Challenge = Report how many lines in the records below contain the word "marker". Give only the number.

***

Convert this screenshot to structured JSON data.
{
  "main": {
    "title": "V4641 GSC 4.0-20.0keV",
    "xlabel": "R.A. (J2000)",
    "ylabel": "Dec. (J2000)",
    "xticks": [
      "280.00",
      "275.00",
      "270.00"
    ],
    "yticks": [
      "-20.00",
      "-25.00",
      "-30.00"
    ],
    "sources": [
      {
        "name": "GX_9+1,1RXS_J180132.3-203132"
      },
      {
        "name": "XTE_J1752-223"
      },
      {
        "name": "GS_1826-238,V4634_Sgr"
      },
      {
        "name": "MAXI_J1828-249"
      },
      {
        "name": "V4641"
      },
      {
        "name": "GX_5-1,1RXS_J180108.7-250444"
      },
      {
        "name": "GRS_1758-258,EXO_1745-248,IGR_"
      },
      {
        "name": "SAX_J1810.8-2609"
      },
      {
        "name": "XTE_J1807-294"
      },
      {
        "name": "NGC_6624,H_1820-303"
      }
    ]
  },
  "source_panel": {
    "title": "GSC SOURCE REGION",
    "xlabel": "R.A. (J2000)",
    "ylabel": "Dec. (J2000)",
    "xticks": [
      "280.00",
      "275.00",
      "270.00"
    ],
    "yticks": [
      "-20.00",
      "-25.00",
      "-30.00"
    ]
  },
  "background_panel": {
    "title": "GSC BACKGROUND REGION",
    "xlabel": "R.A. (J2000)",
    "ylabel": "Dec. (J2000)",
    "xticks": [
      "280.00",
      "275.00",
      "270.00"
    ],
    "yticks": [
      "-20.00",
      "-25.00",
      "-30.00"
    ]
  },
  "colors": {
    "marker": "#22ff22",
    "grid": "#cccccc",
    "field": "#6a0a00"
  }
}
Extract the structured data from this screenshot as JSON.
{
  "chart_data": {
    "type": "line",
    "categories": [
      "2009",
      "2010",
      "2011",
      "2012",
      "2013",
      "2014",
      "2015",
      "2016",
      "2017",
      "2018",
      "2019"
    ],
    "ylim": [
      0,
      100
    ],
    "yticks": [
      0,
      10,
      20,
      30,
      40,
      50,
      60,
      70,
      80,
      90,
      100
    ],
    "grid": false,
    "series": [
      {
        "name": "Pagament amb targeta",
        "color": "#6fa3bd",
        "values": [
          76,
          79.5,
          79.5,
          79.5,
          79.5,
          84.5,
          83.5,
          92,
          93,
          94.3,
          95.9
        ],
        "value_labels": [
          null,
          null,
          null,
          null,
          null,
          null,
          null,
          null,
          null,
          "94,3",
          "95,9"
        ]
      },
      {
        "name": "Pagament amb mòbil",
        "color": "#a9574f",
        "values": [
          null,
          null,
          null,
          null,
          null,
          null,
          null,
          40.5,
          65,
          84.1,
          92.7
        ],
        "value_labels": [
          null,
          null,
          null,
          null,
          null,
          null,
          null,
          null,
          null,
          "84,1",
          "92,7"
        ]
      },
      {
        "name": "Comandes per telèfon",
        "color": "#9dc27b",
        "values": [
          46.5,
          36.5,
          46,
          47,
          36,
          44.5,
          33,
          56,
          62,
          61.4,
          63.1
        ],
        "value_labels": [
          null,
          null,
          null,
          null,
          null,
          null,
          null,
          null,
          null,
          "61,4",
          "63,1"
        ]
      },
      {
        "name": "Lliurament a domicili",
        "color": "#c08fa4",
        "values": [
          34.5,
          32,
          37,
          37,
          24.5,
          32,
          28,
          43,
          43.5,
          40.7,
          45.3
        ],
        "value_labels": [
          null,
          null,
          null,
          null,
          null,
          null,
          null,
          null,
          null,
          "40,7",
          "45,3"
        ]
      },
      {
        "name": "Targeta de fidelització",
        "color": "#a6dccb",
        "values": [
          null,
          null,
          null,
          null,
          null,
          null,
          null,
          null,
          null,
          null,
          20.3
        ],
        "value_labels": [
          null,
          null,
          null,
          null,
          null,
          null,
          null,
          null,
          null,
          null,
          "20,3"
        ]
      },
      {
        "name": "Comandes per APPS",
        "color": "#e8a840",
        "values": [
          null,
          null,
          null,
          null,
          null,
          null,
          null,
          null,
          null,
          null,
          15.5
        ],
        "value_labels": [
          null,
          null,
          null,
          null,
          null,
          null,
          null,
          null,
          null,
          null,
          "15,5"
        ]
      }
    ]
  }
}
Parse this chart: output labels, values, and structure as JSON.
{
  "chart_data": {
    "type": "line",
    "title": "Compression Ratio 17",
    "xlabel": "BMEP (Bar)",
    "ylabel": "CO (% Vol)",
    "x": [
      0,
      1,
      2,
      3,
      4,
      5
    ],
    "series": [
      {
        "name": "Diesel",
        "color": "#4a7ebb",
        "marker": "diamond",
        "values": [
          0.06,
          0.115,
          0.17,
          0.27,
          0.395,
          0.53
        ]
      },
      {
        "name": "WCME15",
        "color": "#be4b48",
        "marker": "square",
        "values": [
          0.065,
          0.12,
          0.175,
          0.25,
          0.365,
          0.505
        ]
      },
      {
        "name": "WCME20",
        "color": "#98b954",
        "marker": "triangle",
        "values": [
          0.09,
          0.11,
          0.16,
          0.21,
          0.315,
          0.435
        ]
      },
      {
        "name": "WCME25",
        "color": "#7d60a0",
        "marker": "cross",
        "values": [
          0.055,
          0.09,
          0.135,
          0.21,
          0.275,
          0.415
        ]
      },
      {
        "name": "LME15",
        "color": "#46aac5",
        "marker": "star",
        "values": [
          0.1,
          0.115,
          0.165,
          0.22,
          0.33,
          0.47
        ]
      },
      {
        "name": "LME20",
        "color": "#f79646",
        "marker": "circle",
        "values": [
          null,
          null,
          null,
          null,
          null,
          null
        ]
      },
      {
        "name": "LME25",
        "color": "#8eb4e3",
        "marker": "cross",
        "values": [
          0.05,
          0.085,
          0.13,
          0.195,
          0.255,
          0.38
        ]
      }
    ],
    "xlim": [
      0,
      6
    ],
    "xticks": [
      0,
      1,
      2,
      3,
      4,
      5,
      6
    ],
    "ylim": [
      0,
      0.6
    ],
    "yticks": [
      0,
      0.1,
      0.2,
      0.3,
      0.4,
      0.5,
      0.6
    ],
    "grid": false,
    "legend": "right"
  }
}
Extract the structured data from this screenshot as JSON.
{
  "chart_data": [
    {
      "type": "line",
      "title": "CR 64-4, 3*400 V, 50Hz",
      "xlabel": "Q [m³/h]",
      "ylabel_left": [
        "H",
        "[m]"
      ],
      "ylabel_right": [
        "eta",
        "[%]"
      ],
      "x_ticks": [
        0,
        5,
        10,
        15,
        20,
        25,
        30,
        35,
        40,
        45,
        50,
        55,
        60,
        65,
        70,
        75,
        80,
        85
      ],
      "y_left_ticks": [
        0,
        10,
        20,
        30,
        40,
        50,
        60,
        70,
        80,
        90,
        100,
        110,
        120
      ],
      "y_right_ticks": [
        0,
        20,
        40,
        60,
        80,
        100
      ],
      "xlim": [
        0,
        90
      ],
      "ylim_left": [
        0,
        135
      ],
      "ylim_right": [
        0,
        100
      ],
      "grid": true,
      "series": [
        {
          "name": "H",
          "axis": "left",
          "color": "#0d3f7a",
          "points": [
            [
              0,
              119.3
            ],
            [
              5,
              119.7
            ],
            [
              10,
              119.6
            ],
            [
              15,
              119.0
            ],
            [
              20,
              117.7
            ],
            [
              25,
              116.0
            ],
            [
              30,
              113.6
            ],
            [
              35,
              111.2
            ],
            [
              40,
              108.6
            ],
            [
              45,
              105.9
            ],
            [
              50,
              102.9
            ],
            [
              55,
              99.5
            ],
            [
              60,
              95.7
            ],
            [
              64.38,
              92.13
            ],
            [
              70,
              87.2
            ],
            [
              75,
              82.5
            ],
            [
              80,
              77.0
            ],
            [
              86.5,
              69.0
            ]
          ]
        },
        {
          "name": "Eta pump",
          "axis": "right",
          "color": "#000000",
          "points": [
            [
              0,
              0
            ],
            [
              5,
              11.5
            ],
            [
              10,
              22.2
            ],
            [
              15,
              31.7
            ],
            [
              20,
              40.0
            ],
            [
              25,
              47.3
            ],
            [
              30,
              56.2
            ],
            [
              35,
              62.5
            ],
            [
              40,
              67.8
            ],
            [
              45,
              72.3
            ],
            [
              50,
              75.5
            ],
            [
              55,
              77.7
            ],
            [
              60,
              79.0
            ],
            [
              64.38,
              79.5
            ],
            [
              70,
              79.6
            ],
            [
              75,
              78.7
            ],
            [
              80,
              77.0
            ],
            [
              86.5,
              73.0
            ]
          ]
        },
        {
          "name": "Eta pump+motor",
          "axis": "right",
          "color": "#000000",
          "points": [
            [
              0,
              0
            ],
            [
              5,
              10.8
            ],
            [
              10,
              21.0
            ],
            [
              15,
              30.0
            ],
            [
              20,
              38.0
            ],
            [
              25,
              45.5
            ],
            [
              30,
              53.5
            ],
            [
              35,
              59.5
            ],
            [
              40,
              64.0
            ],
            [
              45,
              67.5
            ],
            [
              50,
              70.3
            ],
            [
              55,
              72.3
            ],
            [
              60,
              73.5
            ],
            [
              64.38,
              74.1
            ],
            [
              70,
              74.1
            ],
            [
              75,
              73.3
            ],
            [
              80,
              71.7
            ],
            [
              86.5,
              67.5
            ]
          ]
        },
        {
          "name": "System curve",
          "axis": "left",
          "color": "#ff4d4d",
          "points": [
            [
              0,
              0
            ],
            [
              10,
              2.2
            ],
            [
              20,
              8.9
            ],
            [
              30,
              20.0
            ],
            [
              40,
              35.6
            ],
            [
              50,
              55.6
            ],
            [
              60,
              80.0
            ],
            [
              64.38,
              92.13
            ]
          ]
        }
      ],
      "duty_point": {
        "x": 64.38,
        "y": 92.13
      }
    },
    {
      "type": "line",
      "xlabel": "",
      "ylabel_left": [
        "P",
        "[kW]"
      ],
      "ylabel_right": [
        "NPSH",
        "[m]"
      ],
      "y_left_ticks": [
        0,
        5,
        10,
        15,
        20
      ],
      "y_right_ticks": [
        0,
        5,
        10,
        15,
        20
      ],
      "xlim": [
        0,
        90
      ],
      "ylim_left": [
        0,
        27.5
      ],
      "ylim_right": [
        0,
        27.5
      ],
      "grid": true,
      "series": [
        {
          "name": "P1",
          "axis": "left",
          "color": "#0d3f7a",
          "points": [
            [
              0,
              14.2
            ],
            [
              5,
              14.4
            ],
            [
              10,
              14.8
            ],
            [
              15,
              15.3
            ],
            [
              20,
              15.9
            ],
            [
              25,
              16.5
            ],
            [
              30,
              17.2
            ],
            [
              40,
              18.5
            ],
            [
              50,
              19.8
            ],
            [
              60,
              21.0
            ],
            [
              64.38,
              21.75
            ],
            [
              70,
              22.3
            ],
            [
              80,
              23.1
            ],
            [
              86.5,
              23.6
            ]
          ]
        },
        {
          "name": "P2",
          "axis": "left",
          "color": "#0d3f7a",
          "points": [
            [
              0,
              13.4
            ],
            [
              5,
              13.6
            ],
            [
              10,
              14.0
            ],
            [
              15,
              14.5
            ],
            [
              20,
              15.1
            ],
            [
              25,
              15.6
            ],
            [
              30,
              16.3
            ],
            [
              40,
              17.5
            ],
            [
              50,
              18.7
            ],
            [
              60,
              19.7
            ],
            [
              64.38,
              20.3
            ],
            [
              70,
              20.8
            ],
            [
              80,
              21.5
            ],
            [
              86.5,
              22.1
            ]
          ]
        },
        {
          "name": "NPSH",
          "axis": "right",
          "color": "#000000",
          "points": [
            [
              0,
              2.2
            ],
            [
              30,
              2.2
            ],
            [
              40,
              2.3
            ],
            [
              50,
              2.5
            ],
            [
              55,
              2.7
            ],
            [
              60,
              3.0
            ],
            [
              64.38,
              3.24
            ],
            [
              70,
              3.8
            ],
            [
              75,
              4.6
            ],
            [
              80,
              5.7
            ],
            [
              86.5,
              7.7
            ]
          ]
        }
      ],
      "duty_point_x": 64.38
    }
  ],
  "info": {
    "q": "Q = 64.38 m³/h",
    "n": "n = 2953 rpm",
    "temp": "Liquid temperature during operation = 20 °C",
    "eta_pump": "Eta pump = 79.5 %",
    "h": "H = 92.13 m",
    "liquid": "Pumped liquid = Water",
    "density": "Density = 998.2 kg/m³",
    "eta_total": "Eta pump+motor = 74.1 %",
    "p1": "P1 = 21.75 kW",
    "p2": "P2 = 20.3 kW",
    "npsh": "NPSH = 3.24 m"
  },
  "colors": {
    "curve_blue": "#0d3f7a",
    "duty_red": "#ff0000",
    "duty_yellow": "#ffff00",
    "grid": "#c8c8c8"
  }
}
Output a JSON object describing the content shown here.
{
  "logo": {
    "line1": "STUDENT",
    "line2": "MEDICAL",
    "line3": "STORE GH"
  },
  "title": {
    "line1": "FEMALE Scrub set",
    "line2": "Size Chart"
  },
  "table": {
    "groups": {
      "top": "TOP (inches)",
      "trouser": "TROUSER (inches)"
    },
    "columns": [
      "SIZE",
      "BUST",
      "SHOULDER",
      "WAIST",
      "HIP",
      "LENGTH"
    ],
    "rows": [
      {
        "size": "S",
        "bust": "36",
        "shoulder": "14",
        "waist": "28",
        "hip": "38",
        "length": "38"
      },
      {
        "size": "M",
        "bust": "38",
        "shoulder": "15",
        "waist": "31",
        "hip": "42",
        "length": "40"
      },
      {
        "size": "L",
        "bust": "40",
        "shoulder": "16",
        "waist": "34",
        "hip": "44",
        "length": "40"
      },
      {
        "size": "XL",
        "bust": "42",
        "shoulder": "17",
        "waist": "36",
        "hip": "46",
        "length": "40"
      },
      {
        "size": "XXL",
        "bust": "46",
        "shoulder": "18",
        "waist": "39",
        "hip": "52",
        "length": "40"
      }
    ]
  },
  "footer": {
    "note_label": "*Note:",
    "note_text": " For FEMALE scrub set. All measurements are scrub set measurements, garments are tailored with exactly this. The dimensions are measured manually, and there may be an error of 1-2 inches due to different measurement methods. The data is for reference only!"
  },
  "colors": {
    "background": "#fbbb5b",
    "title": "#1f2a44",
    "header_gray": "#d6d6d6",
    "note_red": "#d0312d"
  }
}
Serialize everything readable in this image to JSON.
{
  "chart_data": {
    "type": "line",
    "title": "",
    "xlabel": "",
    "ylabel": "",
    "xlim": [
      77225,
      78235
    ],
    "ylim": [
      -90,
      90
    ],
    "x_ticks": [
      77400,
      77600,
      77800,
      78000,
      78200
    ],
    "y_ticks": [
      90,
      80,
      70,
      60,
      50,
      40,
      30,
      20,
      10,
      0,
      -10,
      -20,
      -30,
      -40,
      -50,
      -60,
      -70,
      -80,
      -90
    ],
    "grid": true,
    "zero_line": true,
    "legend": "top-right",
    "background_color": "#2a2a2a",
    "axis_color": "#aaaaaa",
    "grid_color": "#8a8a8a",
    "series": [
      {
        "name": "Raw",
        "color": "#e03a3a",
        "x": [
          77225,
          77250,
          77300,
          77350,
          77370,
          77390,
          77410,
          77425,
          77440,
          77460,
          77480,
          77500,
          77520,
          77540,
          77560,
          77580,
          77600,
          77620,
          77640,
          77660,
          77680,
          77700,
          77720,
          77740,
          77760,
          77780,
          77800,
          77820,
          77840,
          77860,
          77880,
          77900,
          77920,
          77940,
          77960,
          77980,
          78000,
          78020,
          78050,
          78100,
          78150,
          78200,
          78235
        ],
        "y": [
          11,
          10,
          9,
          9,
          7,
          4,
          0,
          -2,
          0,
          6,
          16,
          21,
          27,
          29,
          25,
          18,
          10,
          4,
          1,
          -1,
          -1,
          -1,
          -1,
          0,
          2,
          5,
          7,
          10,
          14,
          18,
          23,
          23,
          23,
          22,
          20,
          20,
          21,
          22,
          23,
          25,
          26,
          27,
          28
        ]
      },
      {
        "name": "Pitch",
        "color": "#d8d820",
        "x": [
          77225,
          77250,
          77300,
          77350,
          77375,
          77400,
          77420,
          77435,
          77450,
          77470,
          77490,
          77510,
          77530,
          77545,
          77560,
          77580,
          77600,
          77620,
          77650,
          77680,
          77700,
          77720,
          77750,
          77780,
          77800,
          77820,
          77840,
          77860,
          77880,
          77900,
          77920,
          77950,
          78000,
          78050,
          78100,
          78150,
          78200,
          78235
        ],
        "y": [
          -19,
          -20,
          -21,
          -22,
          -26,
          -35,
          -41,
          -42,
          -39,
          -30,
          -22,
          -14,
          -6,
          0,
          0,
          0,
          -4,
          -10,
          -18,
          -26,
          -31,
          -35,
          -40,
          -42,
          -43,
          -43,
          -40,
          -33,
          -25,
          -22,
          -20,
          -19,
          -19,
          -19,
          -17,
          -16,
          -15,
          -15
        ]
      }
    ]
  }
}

***

Written response = 8